- **What the task requires**: Work out how many lines in the listing below include the word "世纪华通"; answer with the number alone.

** Begin **

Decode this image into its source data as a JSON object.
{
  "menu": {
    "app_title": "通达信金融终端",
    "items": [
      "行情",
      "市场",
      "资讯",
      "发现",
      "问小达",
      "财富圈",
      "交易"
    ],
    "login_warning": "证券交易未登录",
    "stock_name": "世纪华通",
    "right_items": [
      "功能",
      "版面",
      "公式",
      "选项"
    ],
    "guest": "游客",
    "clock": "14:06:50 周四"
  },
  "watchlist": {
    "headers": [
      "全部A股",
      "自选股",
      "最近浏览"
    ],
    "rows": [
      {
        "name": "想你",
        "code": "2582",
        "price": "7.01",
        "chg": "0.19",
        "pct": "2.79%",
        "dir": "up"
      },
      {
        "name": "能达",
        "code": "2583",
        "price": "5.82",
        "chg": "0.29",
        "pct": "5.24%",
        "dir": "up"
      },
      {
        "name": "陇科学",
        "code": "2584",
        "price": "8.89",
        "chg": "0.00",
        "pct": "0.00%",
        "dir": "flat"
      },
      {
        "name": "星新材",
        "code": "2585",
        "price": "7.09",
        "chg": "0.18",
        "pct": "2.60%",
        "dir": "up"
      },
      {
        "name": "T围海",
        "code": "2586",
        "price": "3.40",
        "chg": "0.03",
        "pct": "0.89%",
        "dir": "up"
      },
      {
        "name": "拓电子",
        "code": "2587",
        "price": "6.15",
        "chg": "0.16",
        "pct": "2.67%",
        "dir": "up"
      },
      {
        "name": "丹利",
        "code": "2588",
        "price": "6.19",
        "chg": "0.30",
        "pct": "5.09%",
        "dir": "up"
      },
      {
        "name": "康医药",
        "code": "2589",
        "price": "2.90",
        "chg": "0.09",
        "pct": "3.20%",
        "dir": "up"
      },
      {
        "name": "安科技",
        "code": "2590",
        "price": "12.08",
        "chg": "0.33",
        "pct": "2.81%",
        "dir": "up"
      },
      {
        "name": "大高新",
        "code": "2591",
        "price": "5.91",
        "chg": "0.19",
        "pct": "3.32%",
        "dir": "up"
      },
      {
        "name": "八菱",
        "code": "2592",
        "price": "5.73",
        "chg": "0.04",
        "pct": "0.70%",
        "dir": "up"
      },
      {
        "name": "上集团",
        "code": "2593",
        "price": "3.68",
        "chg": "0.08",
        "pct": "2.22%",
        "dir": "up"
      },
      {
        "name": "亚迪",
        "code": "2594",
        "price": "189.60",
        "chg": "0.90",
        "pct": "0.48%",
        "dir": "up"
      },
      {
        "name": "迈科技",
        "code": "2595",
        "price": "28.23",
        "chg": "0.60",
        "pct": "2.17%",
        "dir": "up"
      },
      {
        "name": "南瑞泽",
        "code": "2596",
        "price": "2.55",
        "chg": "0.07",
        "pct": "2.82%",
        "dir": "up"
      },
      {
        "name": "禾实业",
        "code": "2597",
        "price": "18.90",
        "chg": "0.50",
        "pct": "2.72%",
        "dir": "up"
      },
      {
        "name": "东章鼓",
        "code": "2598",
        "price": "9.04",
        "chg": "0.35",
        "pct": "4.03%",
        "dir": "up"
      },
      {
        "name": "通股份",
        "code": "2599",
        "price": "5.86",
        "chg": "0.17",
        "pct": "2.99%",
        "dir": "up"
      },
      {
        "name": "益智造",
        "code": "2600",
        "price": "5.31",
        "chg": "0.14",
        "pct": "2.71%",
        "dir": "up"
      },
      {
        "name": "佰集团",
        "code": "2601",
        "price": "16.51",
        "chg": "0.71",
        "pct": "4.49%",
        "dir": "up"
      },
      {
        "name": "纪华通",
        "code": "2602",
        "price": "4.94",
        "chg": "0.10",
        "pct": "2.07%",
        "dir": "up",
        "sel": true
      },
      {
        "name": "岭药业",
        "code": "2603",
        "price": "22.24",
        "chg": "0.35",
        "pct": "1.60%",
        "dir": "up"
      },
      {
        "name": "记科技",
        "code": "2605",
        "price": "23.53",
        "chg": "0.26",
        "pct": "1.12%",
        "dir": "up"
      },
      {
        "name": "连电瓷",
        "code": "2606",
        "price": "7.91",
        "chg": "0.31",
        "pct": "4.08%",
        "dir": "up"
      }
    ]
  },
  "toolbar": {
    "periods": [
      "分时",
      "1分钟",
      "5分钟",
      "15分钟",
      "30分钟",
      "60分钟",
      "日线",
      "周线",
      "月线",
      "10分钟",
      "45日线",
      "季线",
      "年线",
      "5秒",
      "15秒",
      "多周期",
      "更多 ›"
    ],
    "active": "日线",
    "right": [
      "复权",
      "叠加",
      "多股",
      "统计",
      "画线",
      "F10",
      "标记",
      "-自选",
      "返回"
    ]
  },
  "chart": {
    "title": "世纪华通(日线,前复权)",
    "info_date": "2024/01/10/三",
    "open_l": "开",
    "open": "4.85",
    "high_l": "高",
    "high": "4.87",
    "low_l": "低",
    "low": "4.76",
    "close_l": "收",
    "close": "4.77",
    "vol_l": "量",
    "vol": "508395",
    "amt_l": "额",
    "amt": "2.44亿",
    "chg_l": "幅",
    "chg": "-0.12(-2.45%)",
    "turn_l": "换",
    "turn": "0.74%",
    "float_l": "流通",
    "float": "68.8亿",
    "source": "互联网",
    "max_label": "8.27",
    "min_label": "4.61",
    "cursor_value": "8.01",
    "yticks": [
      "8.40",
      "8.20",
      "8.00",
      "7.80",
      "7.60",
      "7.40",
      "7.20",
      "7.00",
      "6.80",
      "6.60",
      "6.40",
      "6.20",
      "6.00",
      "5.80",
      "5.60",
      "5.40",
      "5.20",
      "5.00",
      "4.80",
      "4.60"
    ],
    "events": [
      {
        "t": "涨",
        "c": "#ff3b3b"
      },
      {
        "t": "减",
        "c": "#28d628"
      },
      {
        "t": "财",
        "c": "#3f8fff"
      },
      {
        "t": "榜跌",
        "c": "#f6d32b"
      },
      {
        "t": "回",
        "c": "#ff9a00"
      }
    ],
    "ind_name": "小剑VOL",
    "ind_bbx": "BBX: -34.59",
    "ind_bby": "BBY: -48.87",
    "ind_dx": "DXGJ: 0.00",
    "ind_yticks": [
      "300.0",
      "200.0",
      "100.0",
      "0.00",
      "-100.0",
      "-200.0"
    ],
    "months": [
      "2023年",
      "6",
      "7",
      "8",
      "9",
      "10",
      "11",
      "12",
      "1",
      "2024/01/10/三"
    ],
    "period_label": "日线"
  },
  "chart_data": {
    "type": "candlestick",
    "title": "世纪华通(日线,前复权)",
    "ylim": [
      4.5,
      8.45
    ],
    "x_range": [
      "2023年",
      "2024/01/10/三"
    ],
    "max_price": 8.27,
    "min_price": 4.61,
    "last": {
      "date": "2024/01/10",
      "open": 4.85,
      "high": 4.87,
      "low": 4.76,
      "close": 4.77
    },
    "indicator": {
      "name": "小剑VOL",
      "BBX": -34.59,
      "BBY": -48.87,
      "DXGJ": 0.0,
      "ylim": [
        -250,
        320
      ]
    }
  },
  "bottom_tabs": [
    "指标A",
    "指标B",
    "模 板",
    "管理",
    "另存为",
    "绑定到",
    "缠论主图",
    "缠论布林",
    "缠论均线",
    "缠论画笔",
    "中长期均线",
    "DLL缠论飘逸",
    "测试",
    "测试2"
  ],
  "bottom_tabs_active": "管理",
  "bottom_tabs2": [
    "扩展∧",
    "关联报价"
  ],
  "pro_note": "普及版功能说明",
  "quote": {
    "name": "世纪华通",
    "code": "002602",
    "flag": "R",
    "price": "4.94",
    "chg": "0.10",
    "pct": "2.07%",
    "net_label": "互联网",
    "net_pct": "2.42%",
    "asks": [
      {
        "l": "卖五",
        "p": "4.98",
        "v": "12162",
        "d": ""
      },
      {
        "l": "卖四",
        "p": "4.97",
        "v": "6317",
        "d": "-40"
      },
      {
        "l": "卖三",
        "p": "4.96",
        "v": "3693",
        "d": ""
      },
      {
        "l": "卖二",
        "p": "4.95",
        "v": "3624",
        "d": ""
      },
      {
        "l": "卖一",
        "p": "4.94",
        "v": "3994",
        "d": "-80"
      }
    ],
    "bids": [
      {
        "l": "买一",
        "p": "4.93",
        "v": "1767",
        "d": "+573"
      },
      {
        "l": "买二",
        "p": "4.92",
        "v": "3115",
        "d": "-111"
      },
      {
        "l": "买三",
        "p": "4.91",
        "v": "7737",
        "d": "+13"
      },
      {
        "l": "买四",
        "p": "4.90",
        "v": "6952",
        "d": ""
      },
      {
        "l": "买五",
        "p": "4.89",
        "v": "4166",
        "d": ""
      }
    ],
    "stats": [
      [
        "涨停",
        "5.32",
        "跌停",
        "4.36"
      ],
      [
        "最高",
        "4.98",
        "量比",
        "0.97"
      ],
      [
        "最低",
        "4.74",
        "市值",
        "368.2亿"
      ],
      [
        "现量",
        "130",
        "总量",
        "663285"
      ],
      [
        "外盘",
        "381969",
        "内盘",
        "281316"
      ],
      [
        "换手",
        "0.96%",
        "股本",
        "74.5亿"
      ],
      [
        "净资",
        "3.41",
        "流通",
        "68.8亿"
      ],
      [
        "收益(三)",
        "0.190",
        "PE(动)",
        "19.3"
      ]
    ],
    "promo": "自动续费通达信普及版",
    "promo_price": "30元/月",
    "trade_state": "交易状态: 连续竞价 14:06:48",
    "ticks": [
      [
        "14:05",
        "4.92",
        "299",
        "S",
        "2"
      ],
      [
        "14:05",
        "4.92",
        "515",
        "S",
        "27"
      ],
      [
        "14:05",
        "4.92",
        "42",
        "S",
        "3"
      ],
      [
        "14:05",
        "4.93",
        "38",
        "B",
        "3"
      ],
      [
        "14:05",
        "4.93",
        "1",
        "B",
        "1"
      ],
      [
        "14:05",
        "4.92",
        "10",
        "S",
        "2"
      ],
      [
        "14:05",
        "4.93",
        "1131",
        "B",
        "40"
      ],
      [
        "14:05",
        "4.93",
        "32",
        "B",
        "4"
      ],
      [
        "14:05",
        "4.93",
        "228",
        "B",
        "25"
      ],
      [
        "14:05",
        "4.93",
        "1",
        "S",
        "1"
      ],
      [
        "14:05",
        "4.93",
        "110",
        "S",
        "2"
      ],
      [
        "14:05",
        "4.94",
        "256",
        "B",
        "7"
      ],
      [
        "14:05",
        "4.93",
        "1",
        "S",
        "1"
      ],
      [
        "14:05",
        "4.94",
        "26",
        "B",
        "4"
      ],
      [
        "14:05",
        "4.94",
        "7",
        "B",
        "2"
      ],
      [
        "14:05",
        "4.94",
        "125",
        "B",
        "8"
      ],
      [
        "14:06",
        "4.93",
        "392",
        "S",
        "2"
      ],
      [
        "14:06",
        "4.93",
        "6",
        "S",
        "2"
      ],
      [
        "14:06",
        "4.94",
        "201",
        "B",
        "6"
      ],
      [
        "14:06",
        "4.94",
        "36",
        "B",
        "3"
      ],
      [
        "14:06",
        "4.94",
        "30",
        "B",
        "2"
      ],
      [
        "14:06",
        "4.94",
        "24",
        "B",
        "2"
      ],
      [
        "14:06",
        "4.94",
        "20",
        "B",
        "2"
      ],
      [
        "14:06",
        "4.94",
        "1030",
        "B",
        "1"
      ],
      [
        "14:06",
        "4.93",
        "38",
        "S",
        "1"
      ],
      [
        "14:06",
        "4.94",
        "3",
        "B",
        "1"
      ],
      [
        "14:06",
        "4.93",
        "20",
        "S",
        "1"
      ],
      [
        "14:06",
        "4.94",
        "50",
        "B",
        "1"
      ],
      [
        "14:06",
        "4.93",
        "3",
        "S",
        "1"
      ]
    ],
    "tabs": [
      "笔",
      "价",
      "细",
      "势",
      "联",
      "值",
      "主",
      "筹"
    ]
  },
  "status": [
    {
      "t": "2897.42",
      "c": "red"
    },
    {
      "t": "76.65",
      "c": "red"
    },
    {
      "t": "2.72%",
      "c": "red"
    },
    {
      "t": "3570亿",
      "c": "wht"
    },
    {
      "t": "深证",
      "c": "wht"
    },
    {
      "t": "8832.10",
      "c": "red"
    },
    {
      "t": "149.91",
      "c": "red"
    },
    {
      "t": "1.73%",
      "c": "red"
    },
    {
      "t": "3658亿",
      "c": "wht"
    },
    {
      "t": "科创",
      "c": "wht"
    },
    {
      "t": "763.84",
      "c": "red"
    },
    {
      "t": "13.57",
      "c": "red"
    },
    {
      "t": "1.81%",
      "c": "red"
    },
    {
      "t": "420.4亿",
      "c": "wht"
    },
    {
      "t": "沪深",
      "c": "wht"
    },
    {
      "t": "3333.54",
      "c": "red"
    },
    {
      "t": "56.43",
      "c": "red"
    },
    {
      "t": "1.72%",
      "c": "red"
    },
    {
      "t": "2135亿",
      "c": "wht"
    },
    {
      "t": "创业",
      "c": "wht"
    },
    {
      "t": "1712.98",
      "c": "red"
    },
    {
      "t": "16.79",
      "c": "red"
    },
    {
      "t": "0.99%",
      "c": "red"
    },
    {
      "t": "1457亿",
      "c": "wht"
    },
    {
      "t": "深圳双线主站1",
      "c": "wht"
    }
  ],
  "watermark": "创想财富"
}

** End **

- **Final result**: 4